[Layout coordinate data]
---
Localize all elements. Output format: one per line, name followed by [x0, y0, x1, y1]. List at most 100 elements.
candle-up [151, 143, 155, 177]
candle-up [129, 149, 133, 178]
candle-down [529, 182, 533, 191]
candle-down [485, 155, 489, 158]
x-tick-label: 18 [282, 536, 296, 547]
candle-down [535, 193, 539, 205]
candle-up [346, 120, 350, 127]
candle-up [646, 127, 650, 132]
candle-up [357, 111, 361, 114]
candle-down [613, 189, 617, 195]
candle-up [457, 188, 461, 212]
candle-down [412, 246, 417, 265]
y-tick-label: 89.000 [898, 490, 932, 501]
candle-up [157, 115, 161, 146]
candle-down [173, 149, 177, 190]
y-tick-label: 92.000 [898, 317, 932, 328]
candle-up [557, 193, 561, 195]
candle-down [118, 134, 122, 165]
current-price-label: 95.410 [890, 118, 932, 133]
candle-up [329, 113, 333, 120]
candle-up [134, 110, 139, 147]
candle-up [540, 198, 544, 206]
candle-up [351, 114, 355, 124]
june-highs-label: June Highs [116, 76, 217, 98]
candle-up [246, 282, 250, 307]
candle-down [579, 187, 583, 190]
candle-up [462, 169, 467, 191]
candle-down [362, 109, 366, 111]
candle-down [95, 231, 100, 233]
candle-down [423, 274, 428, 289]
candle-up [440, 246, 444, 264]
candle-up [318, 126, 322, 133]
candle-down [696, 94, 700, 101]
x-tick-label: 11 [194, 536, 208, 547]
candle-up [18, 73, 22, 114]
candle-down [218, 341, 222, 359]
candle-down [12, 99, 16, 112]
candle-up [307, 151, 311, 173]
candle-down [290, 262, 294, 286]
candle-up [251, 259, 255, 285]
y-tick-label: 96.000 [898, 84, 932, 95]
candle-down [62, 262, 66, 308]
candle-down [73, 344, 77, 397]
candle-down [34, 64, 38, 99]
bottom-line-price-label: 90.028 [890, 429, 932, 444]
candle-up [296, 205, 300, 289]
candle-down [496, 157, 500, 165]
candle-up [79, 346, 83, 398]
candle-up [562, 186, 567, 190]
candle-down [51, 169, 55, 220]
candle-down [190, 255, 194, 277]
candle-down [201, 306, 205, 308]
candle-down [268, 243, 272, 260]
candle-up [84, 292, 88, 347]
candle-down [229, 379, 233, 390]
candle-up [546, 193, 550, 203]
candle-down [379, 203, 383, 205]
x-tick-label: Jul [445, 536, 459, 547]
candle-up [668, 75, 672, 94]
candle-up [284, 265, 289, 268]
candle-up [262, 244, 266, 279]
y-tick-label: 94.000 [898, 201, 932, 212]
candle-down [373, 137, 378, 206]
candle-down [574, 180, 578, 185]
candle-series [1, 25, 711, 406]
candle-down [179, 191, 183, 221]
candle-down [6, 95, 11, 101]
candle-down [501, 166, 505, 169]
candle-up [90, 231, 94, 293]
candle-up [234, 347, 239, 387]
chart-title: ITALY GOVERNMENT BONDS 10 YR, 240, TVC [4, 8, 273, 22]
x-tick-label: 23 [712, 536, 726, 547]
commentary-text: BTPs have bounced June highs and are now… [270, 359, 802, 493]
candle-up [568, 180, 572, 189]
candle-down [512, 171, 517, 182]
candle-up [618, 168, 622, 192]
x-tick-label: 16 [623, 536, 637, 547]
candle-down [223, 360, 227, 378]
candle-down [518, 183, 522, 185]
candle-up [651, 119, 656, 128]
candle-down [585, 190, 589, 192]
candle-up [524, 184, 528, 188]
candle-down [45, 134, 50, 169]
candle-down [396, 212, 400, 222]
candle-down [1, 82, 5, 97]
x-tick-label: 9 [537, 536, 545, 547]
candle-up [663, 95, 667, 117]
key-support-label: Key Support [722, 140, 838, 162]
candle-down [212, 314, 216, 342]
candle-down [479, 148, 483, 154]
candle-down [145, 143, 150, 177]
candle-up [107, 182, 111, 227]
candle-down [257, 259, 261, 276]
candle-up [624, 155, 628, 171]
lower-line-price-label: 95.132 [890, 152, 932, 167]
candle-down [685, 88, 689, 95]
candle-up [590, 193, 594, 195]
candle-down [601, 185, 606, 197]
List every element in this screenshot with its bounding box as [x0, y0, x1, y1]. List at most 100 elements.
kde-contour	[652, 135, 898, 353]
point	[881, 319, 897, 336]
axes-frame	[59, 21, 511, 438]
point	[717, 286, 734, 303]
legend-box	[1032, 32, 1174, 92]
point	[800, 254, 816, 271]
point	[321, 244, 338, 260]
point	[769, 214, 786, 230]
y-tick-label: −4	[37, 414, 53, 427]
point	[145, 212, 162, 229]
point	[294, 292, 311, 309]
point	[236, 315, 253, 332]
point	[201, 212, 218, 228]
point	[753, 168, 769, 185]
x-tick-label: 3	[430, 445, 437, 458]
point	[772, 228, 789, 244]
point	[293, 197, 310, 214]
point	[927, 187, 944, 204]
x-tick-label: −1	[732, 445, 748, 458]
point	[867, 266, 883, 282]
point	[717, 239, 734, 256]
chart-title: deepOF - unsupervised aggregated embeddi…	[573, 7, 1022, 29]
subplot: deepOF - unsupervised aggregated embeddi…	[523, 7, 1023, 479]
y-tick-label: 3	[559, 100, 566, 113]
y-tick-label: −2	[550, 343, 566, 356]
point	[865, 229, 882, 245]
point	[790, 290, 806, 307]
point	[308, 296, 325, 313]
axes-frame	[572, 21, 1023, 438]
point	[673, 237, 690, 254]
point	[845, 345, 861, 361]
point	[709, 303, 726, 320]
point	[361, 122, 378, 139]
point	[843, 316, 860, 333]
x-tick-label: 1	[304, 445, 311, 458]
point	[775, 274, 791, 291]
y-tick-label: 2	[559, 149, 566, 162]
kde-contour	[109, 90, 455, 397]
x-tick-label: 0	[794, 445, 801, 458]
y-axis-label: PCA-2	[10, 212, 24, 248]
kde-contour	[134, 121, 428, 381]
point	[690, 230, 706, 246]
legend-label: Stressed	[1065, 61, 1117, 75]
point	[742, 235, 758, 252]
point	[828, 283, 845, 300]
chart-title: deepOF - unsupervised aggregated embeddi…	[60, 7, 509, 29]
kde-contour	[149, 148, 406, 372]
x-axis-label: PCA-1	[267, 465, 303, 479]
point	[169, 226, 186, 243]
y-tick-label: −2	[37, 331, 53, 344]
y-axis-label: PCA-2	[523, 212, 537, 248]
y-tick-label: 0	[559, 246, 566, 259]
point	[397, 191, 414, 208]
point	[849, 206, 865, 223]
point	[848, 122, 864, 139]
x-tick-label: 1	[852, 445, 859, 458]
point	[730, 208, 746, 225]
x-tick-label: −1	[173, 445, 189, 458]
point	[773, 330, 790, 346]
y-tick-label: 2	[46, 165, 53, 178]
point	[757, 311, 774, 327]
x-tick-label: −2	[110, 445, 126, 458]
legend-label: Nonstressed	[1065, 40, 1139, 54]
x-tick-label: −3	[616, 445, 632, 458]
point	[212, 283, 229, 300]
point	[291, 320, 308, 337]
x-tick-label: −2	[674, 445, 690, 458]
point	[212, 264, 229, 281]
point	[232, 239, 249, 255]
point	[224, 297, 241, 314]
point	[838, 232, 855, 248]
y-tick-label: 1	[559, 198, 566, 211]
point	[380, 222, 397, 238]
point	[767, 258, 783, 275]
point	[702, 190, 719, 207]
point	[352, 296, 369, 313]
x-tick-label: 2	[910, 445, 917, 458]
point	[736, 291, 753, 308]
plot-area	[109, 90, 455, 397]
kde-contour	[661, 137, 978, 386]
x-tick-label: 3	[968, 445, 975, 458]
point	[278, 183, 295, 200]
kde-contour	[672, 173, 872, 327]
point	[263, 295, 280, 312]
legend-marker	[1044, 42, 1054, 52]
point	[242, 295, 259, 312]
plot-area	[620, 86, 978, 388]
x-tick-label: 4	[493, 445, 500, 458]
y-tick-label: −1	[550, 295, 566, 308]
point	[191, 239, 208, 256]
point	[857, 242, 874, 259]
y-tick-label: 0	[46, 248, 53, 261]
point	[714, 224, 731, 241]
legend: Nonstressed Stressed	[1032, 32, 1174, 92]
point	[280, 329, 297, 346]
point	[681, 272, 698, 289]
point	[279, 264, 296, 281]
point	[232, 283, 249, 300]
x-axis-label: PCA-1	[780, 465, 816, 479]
---
# Objective
Could you format the rows from the very first line up to and including the line with "x-tick-label: 18 [282, 536, 296, 547]" as a numbered list, skipping any blank lines?

# Solved problem
1. Localize all elements. Output format: one per line, name followed by [x0, y0, x1, y1]. List at most 100 elements.
2. candle-up [151, 143, 155, 177]
3. candle-up [129, 149, 133, 178]
4. candle-down [529, 182, 533, 191]
5. candle-down [485, 155, 489, 158]
6. x-tick-label: 18 [282, 536, 296, 547]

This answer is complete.